Filter the entries and keep only the lines where the string "Manufacturing" appears.

---- GIVEN RECORDS

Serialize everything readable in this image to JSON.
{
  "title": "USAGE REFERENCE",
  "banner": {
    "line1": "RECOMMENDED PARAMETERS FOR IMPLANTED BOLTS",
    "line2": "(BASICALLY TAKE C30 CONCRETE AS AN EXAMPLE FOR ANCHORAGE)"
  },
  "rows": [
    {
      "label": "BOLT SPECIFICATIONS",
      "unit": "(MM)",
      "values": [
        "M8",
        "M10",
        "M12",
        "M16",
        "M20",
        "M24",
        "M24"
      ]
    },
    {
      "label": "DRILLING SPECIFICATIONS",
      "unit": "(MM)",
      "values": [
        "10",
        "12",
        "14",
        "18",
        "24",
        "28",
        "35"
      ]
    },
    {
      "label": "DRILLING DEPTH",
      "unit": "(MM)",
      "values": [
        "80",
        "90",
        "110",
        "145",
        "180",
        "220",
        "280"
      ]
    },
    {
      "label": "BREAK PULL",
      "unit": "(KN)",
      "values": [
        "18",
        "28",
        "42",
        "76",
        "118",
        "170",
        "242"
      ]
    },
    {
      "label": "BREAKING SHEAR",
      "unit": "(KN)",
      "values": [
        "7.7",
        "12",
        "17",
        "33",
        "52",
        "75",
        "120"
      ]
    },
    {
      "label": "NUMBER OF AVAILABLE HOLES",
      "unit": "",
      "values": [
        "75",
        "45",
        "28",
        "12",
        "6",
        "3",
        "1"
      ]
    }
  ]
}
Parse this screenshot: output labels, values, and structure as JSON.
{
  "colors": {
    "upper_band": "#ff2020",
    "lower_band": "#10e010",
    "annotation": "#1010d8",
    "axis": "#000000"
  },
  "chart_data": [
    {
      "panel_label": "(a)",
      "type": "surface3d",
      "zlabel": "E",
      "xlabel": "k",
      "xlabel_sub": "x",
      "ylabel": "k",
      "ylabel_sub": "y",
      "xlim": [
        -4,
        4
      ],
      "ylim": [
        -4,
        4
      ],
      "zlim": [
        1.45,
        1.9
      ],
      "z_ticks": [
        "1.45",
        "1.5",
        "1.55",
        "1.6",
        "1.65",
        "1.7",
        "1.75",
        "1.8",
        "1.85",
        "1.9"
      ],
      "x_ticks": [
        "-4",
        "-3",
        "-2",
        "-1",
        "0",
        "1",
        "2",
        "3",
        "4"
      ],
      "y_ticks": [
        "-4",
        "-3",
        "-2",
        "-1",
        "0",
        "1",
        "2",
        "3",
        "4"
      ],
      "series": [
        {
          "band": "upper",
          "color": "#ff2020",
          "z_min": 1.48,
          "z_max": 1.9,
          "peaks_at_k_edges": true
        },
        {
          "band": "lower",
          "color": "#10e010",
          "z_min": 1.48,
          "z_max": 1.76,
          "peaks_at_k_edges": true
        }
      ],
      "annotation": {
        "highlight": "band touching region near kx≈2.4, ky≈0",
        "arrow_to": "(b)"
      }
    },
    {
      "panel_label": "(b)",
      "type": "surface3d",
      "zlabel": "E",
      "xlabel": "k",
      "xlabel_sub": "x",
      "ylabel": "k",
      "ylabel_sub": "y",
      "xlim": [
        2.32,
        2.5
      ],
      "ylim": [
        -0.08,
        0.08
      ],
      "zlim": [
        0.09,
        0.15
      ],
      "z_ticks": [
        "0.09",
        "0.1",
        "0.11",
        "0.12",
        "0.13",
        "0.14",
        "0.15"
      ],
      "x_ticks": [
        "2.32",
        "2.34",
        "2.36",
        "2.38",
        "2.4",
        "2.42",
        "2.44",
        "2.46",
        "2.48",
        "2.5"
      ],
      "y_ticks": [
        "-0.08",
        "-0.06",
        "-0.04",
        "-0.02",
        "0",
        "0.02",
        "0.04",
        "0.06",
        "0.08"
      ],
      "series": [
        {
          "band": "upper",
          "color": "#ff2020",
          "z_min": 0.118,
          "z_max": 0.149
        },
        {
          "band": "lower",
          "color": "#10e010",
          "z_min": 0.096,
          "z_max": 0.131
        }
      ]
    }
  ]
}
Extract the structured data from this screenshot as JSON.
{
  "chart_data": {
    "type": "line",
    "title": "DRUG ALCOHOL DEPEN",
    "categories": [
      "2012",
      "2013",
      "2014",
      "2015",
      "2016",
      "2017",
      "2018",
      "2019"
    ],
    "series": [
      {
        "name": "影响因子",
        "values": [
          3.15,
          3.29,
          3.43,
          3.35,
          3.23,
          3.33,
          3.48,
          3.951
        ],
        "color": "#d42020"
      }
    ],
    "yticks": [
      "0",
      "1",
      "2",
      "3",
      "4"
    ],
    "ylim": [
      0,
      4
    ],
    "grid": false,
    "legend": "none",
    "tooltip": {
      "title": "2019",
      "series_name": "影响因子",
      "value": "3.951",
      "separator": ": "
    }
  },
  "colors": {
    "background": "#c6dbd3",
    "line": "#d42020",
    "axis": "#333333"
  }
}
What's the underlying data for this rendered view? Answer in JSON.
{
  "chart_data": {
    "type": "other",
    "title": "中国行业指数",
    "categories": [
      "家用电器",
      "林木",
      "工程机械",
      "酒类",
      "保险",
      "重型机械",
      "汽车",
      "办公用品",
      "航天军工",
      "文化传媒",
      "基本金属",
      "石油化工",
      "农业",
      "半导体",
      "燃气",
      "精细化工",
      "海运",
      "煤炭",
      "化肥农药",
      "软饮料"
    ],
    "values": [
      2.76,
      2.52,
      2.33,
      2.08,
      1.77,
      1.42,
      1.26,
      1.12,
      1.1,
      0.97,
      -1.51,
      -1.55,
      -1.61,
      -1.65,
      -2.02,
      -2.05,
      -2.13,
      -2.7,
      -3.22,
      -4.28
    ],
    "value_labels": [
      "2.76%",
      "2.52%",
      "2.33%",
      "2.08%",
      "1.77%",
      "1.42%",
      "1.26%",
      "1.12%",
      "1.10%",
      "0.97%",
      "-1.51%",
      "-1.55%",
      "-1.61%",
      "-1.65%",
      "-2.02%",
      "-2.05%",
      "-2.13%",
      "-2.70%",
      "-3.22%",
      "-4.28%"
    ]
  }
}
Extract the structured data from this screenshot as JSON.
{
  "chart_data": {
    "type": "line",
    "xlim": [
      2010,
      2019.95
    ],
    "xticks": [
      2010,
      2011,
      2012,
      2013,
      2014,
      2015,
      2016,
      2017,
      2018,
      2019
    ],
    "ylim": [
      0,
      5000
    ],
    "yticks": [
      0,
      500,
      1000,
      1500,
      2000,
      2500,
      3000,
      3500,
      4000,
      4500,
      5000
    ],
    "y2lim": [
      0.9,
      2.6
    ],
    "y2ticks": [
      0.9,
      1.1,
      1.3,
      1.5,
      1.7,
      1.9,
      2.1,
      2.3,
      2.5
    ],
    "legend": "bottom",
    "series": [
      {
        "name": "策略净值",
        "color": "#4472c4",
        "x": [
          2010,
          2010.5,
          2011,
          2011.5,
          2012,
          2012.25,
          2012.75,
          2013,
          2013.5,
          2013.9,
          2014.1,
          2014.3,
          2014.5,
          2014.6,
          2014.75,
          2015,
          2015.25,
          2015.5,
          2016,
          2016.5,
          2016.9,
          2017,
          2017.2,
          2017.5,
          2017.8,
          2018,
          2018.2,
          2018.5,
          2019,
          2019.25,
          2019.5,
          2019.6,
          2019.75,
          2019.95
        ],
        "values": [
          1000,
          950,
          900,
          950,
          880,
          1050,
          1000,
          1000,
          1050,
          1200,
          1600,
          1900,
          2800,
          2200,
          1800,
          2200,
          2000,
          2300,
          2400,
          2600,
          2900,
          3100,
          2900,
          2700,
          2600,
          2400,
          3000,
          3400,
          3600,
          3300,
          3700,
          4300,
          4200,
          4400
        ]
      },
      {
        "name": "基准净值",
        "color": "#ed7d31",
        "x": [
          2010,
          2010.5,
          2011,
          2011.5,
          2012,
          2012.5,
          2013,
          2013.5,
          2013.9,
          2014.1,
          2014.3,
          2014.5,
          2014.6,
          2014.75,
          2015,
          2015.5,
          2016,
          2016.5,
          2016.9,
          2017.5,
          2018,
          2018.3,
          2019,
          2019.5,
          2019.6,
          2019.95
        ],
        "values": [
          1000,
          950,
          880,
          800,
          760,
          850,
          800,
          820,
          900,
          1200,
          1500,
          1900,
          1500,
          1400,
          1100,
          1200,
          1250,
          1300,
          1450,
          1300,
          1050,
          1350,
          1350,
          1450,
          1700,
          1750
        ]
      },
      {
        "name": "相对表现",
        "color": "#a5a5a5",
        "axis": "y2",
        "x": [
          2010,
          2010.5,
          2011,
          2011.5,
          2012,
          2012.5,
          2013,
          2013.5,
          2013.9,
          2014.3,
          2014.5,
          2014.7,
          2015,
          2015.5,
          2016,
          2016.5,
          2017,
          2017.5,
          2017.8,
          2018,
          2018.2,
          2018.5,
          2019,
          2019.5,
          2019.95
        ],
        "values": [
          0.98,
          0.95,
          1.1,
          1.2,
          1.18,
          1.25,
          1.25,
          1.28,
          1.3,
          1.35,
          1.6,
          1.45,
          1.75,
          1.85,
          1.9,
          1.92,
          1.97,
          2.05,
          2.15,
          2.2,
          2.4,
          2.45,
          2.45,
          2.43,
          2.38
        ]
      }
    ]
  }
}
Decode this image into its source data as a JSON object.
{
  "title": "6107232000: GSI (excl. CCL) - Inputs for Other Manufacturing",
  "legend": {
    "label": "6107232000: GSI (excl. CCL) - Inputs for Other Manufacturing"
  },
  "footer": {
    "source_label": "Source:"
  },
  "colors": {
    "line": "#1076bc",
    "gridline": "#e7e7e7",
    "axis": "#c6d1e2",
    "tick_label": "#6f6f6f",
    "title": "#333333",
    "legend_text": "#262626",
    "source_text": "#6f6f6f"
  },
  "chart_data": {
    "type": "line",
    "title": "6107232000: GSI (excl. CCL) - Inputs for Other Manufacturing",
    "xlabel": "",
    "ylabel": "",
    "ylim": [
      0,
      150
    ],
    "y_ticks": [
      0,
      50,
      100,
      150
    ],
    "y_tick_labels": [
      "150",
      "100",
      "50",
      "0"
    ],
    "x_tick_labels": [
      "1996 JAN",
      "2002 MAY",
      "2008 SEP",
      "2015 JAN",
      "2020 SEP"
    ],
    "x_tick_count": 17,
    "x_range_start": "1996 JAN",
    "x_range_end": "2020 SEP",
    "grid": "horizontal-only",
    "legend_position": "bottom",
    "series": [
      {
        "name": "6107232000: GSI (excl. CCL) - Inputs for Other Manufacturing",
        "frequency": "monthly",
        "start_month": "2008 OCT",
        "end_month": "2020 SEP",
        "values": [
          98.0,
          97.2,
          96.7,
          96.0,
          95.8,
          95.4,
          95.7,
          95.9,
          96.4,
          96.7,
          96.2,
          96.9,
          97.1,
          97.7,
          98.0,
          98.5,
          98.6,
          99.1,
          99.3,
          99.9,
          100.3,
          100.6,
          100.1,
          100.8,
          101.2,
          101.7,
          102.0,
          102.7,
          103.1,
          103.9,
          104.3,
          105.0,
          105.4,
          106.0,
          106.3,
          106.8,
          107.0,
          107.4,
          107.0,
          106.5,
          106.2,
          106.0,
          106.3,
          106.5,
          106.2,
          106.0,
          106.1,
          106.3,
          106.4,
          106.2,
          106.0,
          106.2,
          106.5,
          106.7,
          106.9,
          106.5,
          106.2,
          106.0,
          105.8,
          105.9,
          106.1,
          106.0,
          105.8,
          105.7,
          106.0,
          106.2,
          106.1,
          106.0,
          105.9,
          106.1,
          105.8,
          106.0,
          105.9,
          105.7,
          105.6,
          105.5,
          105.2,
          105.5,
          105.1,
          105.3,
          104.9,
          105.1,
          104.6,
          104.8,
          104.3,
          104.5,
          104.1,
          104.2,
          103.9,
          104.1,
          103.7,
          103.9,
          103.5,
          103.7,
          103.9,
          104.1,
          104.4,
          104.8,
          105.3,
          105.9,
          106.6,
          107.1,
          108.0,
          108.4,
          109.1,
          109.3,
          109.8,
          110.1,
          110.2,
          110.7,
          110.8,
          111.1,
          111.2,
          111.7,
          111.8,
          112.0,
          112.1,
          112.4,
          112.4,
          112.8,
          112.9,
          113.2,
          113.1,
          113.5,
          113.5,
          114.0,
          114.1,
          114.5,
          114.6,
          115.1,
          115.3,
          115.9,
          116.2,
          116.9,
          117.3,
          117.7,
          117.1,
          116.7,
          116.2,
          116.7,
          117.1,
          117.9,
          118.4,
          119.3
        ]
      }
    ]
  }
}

--------

__FINAL RESULT__
  "title": "6107232000: GSI (excl. CCL) - Inputs for Other Manufacturing",
    "label": "6107232000: GSI (excl. CCL) - Inputs for Other Manufacturing"
    "title": "6107232000: GSI (excl. CCL) - Inputs for Other Manufacturing",
        "name": "6107232000: GSI (excl. CCL) - Inputs for Other Manufacturing",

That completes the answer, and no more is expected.